--- TASK DESCRIPTION ---
Reproduce each of the following records line for line, with no changes.

--- EXTRACTED ENTRIES ---
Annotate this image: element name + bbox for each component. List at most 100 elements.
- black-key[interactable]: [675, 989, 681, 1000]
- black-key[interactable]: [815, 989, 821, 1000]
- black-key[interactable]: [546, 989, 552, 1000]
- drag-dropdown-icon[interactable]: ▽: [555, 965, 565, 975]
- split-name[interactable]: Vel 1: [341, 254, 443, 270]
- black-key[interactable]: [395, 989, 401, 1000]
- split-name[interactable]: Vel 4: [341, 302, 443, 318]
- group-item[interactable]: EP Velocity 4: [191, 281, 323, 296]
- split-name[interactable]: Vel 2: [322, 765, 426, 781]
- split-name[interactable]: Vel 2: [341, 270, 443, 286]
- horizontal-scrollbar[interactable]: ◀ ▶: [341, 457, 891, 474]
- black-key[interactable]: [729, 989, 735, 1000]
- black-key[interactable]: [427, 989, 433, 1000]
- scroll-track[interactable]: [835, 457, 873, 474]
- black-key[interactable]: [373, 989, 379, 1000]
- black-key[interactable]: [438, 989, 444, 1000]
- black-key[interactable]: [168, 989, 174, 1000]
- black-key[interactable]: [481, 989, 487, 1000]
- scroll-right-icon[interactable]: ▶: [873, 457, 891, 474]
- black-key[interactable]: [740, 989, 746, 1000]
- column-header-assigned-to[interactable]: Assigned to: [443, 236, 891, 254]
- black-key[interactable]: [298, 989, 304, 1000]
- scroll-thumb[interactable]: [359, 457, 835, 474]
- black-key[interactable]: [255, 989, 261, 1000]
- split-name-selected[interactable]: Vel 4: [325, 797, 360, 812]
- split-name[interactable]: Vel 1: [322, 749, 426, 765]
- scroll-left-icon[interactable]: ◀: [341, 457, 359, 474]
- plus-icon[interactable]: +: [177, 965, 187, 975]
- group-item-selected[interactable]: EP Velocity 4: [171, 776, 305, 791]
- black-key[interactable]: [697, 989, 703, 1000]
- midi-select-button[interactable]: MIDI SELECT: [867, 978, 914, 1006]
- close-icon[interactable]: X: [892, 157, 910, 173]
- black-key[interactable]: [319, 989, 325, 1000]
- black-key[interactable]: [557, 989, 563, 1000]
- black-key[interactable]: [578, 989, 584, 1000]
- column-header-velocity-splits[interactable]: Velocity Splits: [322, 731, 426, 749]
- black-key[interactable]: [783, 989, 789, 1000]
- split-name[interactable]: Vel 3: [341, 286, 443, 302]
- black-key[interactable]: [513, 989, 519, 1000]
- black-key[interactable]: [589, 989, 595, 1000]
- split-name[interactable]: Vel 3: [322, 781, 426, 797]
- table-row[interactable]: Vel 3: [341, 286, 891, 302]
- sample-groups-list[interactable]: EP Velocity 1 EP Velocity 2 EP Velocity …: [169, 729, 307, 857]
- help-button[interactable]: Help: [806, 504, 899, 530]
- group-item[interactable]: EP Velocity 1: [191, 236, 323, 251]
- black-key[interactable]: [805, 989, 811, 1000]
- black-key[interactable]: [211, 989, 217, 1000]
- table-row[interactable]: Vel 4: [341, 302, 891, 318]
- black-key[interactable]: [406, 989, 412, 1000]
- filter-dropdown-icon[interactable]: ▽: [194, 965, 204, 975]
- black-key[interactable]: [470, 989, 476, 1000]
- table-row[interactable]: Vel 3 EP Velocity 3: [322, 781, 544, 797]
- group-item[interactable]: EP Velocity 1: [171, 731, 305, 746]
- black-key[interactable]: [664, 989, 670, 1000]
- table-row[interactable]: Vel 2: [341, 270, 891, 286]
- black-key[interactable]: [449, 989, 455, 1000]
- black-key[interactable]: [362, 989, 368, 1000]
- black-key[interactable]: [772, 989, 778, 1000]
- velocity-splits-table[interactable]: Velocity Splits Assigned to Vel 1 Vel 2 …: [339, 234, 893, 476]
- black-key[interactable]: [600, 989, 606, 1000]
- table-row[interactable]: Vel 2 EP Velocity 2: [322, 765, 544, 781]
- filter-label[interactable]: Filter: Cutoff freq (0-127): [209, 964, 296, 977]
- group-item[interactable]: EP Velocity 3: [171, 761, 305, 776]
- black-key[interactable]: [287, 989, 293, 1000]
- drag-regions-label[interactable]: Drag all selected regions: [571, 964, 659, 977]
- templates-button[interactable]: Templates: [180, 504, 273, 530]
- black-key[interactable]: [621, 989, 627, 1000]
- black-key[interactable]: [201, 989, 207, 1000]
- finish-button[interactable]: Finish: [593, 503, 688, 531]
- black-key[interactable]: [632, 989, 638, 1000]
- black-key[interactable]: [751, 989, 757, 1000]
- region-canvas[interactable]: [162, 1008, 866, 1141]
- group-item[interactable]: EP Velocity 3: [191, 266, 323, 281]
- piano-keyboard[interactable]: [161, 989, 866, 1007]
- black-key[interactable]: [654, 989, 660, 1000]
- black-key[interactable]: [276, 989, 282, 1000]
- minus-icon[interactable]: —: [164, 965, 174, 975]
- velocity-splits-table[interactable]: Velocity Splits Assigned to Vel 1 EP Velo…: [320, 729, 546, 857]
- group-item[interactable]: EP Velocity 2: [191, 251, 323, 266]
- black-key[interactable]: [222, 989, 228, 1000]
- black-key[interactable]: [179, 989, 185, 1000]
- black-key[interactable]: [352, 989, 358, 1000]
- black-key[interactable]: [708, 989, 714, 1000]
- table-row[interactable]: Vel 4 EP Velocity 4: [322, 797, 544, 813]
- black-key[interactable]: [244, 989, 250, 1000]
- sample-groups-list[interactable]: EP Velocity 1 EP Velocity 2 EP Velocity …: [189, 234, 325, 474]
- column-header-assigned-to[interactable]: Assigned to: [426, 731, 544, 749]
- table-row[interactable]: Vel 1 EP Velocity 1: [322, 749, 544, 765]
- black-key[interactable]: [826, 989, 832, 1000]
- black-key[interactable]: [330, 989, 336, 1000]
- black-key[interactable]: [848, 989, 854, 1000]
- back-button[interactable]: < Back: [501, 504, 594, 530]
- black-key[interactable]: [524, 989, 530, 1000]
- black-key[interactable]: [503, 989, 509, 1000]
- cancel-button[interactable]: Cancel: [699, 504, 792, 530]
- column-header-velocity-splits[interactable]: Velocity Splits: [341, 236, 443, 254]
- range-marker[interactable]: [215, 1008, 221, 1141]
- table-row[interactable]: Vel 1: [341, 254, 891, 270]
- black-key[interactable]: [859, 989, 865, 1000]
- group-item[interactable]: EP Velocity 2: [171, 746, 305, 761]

--- THE OUTPUT ---
Annotate this image: element name + bbox for each component. List at most 100 elements.
- black-key[interactable]: [675, 989, 681, 1000]
- black-key[interactable]: [815, 989, 821, 1000]
- black-key[interactable]: [546, 989, 552, 1000]
- drag-dropdown-icon[interactable]: ▽: [555, 965, 565, 975]
- split-name[interactable]: Vel 1: [341, 254, 443, 270]
- black-key[interactable]: [395, 989, 401, 1000]
- split-name[interactable]: Vel 4: [341, 302, 443, 318]
- group-item[interactable]: EP Velocity 4: [191, 281, 323, 296]
- split-name[interactable]: Vel 2: [322, 765, 426, 781]
- split-name[interactable]: Vel 2: [341, 270, 443, 286]
- horizontal-scrollbar[interactable]: ◀ ▶: [341, 457, 891, 474]
- black-key[interactable]: [729, 989, 735, 1000]
- black-key[interactable]: [427, 989, 433, 1000]
- scroll-track[interactable]: [835, 457, 873, 474]
- black-key[interactable]: [373, 989, 379, 1000]
- black-key[interactable]: [438, 989, 444, 1000]
- black-key[interactable]: [168, 989, 174, 1000]
- black-key[interactable]: [481, 989, 487, 1000]
- scroll-right-icon[interactable]: ▶: [873, 457, 891, 474]
- black-key[interactable]: [740, 989, 746, 1000]
- column-header-assigned-to[interactable]: Assigned to: [443, 236, 891, 254]
- black-key[interactable]: [298, 989, 304, 1000]
- scroll-thumb[interactable]: [359, 457, 835, 474]
- black-key[interactable]: [255, 989, 261, 1000]
- split-name-selected[interactable]: Vel 4: [325, 797, 360, 812]
- split-name[interactable]: Vel 1: [322, 749, 426, 765]
- scroll-left-icon[interactable]: ◀: [341, 457, 359, 474]
- plus-icon[interactable]: +: [177, 965, 187, 975]
- group-item-selected[interactable]: EP Velocity 4: [171, 776, 305, 791]
- black-key[interactable]: [697, 989, 703, 1000]
- midi-select-button[interactable]: MIDI SELECT: [867, 978, 914, 1006]
- close-icon[interactable]: X: [892, 157, 910, 173]
- black-key[interactable]: [319, 989, 325, 1000]
- black-key[interactable]: [557, 989, 563, 1000]
- black-key[interactable]: [578, 989, 584, 1000]
- column-header-velocity-splits[interactable]: Velocity Splits: [322, 731, 426, 749]
- black-key[interactable]: [783, 989, 789, 1000]
- split-name[interactable]: Vel 3: [341, 286, 443, 302]
- black-key[interactable]: [513, 989, 519, 1000]
- black-key[interactable]: [589, 989, 595, 1000]
- split-name[interactable]: Vel 3: [322, 781, 426, 797]
- table-row[interactable]: Vel 3: [341, 286, 891, 302]
- sample-groups-list[interactable]: EP Velocity 1 EP Velocity 2 EP Velocity …: [169, 729, 307, 857]
- help-button[interactable]: Help: [806, 504, 899, 530]
- group-item[interactable]: EP Velocity 1: [191, 236, 323, 251]
- black-key[interactable]: [805, 989, 811, 1000]
- black-key[interactable]: [211, 989, 217, 1000]
- table-row[interactable]: Vel 4: [341, 302, 891, 318]
- black-key[interactable]: [406, 989, 412, 1000]
- filter-dropdown-icon[interactable]: ▽: [194, 965, 204, 975]
- black-key[interactable]: [470, 989, 476, 1000]
- table-row[interactable]: Vel 3 EP Velocity 3: [322, 781, 544, 797]
- group-item[interactable]: EP Velocity 1: [171, 731, 305, 746]
- black-key[interactable]: [664, 989, 670, 1000]
- table-row[interactable]: Vel 2: [341, 270, 891, 286]
- black-key[interactable]: [449, 989, 455, 1000]
- black-key[interactable]: [362, 989, 368, 1000]
- black-key[interactable]: [772, 989, 778, 1000]
- velocity-splits-table[interactable]: Velocity Splits Assigned to Vel 1 Vel 2 …: [339, 234, 893, 476]
- black-key[interactable]: [600, 989, 606, 1000]
- table-row[interactable]: Vel 2 EP Velocity 2: [322, 765, 544, 781]
- filter-label[interactable]: Filter: Cutoff freq (0-127): [209, 964, 296, 977]
- group-item[interactable]: EP Velocity 3: [171, 761, 305, 776]
- black-key[interactable]: [287, 989, 293, 1000]
- drag-regions-label[interactable]: Drag all selected regions: [571, 964, 659, 977]
- templates-button[interactable]: Templates: [180, 504, 273, 530]
- black-key[interactable]: [621, 989, 627, 1000]
- black-key[interactable]: [201, 989, 207, 1000]
- finish-button[interactable]: Finish: [593, 503, 688, 531]
- black-key[interactable]: [632, 989, 638, 1000]
- black-key[interactable]: [751, 989, 757, 1000]
- region-canvas[interactable]: [162, 1008, 866, 1141]
- group-item[interactable]: EP Velocity 3: [191, 266, 323, 281]
- piano-keyboard[interactable]: [161, 989, 866, 1007]
- black-key[interactable]: [654, 989, 660, 1000]
- black-key[interactable]: [276, 989, 282, 1000]
- minus-icon[interactable]: —: [164, 965, 174, 975]
- velocity-splits-table[interactable]: Velocity Splits Assigned to Vel 1 EP Velo…: [320, 729, 546, 857]
- group-item[interactable]: EP Velocity 2: [191, 251, 323, 266]
- black-key[interactable]: [222, 989, 228, 1000]
- black-key[interactable]: [179, 989, 185, 1000]
- black-key[interactable]: [352, 989, 358, 1000]
- black-key[interactable]: [708, 989, 714, 1000]
- table-row[interactable]: Vel 4 EP Velocity 4: [322, 797, 544, 813]
- black-key[interactable]: [244, 989, 250, 1000]
- sample-groups-list[interactable]: EP Velocity 1 EP Velocity 2 EP Velocity …: [189, 234, 325, 474]
- column-header-assigned-to[interactable]: Assigned to: [426, 731, 544, 749]
- table-row[interactable]: Vel 1 EP Velocity 1: [322, 749, 544, 765]
- black-key[interactable]: [826, 989, 832, 1000]
- black-key[interactable]: [330, 989, 336, 1000]
- black-key[interactable]: [848, 989, 854, 1000]
- back-button[interactable]: < Back: [501, 504, 594, 530]
- black-key[interactable]: [524, 989, 530, 1000]
- black-key[interactable]: [503, 989, 509, 1000]
- cancel-button[interactable]: Cancel: [699, 504, 792, 530]
- column-header-velocity-splits[interactable]: Velocity Splits: [341, 236, 443, 254]
- range-marker[interactable]: [215, 1008, 221, 1141]
- table-row[interactable]: Vel 1: [341, 254, 891, 270]
- black-key[interactable]: [859, 989, 865, 1000]
- group-item[interactable]: EP Velocity 2: [171, 746, 305, 761]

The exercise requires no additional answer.